*Problem details*: Transcribe every line of the listing below without any deviation.

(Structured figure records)
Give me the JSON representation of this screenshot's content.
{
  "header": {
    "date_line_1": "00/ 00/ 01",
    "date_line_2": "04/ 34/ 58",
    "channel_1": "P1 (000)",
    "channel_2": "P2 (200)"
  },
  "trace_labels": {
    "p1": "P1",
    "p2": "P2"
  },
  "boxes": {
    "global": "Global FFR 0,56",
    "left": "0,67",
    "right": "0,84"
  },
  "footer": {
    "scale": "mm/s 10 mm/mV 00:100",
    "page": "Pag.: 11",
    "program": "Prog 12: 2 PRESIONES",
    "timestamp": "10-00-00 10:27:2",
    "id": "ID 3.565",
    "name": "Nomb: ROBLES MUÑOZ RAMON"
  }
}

*Result for this exercise*:
Give me the JSON representation of this screenshot's content.
{
  "header": {
    "date_line_1": "00/ 00/ 01",
    "date_line_2": "04/ 34/ 58",
    "channel_1": "P1 (000)",
    "channel_2": "P2 (200)"
  },
  "trace_labels": {
    "p1": "P1",
    "p2": "P2"
  },
  "boxes": {
    "global": "Global FFR 0,56",
    "left": "0,67",
    "right": "0,84"
  },
  "footer": {
    "scale": "mm/s 10 mm/mV 00:100",
    "page": "Pag.: 11",
    "program": "Prog 12: 2 PRESIONES",
    "timestamp": "10-00-00 10:27:2",
    "id": "ID 3.565",
    "name": "Nomb: ROBLES MUÑOZ RAMON"
  }
}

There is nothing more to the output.